(Stored items from a collection)
** Begin **
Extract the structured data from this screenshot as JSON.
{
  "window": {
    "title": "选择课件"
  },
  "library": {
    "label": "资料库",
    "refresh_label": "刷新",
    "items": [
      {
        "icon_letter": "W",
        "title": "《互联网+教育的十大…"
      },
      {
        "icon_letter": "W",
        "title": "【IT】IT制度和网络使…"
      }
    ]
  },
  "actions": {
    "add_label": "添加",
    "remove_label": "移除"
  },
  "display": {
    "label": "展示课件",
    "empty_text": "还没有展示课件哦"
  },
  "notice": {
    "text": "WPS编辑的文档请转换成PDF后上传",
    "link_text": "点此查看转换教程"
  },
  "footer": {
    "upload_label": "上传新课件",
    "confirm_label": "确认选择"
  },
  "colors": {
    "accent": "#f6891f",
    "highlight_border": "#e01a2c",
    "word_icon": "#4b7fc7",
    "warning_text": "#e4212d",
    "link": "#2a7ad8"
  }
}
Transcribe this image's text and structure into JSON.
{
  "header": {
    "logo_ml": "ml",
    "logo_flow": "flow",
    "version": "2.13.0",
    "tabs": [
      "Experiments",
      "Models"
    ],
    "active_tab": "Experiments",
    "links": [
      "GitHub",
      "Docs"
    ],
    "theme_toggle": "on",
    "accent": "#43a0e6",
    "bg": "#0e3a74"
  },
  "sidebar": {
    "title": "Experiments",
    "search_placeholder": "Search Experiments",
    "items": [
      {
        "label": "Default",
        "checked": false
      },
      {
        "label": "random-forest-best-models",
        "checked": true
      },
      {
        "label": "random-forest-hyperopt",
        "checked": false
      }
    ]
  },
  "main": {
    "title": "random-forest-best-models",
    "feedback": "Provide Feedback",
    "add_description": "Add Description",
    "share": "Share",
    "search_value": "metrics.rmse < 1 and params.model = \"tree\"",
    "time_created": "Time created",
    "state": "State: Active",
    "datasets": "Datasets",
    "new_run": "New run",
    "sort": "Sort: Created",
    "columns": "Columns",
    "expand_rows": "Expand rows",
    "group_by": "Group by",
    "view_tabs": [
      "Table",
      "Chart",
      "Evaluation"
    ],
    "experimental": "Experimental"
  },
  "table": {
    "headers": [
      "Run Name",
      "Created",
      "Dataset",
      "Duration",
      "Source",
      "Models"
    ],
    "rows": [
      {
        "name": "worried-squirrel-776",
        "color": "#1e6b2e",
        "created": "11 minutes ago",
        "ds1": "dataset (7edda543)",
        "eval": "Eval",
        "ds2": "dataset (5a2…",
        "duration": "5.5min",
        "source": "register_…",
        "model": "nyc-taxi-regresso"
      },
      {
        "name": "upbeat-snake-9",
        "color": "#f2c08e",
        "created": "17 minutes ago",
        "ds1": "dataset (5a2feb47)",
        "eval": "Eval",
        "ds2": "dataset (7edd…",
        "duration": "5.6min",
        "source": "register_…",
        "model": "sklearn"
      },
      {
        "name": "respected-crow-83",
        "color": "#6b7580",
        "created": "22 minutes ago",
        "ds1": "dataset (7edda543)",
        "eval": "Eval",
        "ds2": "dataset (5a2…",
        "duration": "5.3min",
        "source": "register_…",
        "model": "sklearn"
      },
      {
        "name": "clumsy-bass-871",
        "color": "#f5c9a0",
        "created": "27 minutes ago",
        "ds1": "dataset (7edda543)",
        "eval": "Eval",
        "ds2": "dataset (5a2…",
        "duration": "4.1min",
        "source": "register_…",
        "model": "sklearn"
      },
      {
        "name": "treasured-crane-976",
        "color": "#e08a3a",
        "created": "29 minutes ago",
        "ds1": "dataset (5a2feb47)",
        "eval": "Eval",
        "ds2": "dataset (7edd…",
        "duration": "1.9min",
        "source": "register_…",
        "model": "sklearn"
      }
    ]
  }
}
** End **
→ WHAT THE EXERCISE ASKS:
Please output the entire listing exactly as it stands.

→ COMPLETED TASK:
Extract the structured data from this screenshot as JSON.
{
  "window": {
    "title": "选择课件"
  },
  "library": {
    "label": "资料库",
    "refresh_label": "刷新",
    "items": [
      {
        "icon_letter": "W",
        "title": "《互联网+教育的十大…"
      },
      {
        "icon_letter": "W",
        "title": "【IT】IT制度和网络使…"
      }
    ]
  },
  "actions": {
    "add_label": "添加",
    "remove_label": "移除"
  },
  "display": {
    "label": "展示课件",
    "empty_text": "还没有展示课件哦"
  },
  "notice": {
    "text": "WPS编辑的文档请转换成PDF后上传",
    "link_text": "点此查看转换教程"
  },
  "footer": {
    "upload_label": "上传新课件",
    "confirm_label": "确认选择"
  },
  "colors": {
    "accent": "#f6891f",
    "highlight_border": "#e01a2c",
    "word_icon": "#4b7fc7",
    "warning_text": "#e4212d",
    "link": "#2a7ad8"
  }
}
Transcribe this image's text and structure into JSON.
{
  "header": {
    "logo_ml": "ml",
    "logo_flow": "flow",
    "version": "2.13.0",
    "tabs": [
      "Experiments",
      "Models"
    ],
    "active_tab": "Experiments",
    "links": [
      "GitHub",
      "Docs"
    ],
    "theme_toggle": "on",
    "accent": "#43a0e6",
    "bg": "#0e3a74"
  },
  "sidebar": {
    "title": "Experiments",
    "search_placeholder": "Search Experiments",
    "items": [
      {
        "label": "Default",
        "checked": false
      },
      {
        "label": "random-forest-best-models",
        "checked": true
      },
      {
        "label": "random-forest-hyperopt",
        "checked": false
      }
    ]
  },
  "main": {
    "title": "random-forest-best-models",
    "feedback": "Provide Feedback",
    "add_description": "Add Description",
    "share": "Share",
    "search_value": "metrics.rmse < 1 and params.model = \"tree\"",
    "time_created": "Time created",
    "state": "State: Active",
    "datasets": "Datasets",
    "new_run": "New run",
    "sort": "Sort: Created",
    "columns": "Columns",
    "expand_rows": "Expand rows",
    "group_by": "Group by",
    "view_tabs": [
      "Table",
      "Chart",
      "Evaluation"
    ],
    "experimental": "Experimental"
  },
  "table": {
    "headers": [
      "Run Name",
      "Created",
      "Dataset",
      "Duration",
      "Source",
      "Models"
    ],
    "rows": [
      {
        "name": "worried-squirrel-776",
        "color": "#1e6b2e",
        "created": "11 minutes ago",
        "ds1": "dataset (7edda543)",
        "eval": "Eval",
        "ds2": "dataset (5a2…",
        "duration": "5.5min",
        "source": "register_…",
        "model": "nyc-taxi-regresso"
      },
      {
        "name": "upbeat-snake-9",
        "color": "#f2c08e",
        "created": "17 minutes ago",
        "ds1": "dataset (5a2feb47)",
        "eval": "Eval",
        "ds2": "dataset (7edd…",
        "duration": "5.6min",
        "source": "register_…",
        "model": "sklearn"
      },
      {
        "name": "respected-crow-83",
        "color": "#6b7580",
        "created": "22 minutes ago",
        "ds1": "dataset (7edda543)",
        "eval": "Eval",
        "ds2": "dataset (5a2…",
        "duration": "5.3min",
        "source": "register_…",
        "model": "sklearn"
      },
      {
        "name": "clumsy-bass-871",
        "color": "#f5c9a0",
        "created": "27 minutes ago",
        "ds1": "dataset (7edda543)",
        "eval": "Eval",
        "ds2": "dataset (5a2…",
        "duration": "4.1min",
        "source": "register_…",
        "model": "sklearn"
      },
      {
        "name": "treasured-crane-976",
        "color": "#e08a3a",
        "created": "29 minutes ago",
        "ds1": "dataset (5a2feb47)",
        "eval": "Eval",
        "ds2": "dataset (7edd…",
        "duration": "1.9min",
        "source": "register_…",
        "model": "sklearn"
      }
    ]
  }
}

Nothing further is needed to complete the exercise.